▶ Given instruction: Go through the lines below and copy each one that holds the string "ffffff".
════
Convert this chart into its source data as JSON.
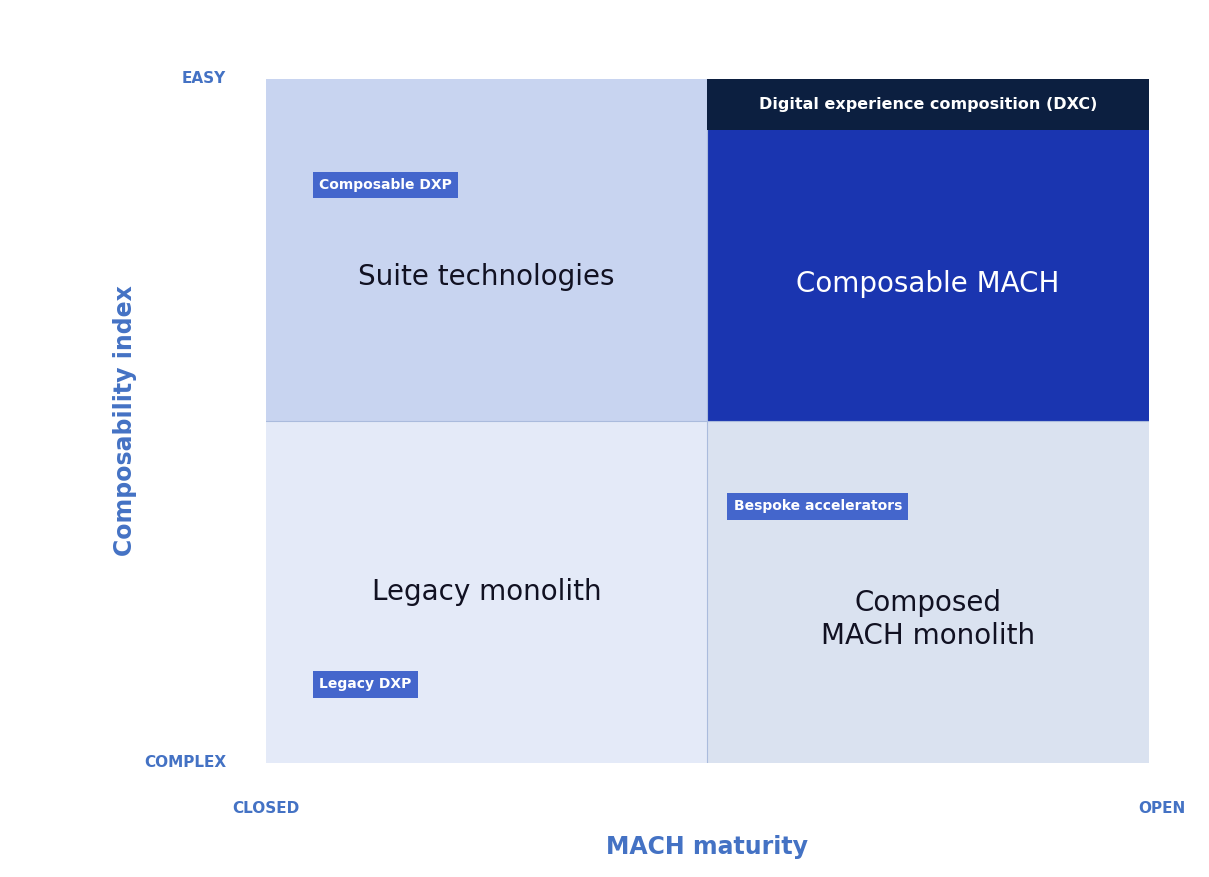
{
  "background_color": "#ffffff",
  "axis_color": "#6699EE",
  "quadrant_colors": {
    "top_left": "#C8D4F0",
    "top_right": "#1A35B0",
    "bottom_left": "#E4EAF8",
    "bottom_right": "#DAE2F0"
  },
  "dxc_banner_color": "#0C1F40",
  "dxc_banner_text": "Digital experience composition (DXC)",
  "dxc_banner_text_color": "#ffffff",
  "quadrant_labels": {
    "top_left": "Suite technologies",
    "top_right": "Composable MACH",
    "bottom_left": "Legacy monolith",
    "bottom_right": "Composed\nMACH monolith"
  },
  "quadrant_label_colors": {
    "top_left": "#111122",
    "top_right": "#ffffff",
    "bottom_left": "#111122",
    "bottom_right": "#111122"
  },
  "tech_labels": {
    "composable_dxp": "Composable DXP",
    "legacy_dxp": "Legacy DXP",
    "bespoke_accelerators": "Bespoke accelerators"
  },
  "tech_label_bg": "#4466CC",
  "tech_label_text_color": "#ffffff",
  "x_axis_label": "MACH maturity",
  "y_axis_label": "Composability index",
  "x_left_label": "CLOSED",
  "x_right_label": "OPEN",
  "y_top_label": "EASY",
  "y_bottom_label": "COMPLEX",
  "axis_label_color": "#4472C4",
  "tick_label_color": "#4472C4",
  "quadrant_label_fontsize": 20,
  "tech_label_fontsize": 10,
  "axis_label_fontsize": 17,
  "tick_label_fontsize": 11
}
════
▶ Task result:
  "background_color": "#ffffff",
  "dxc_banner_text_color": "#ffffff",
    "top_right": "#ffffff",
  "tech_label_text_color": "#ffffff",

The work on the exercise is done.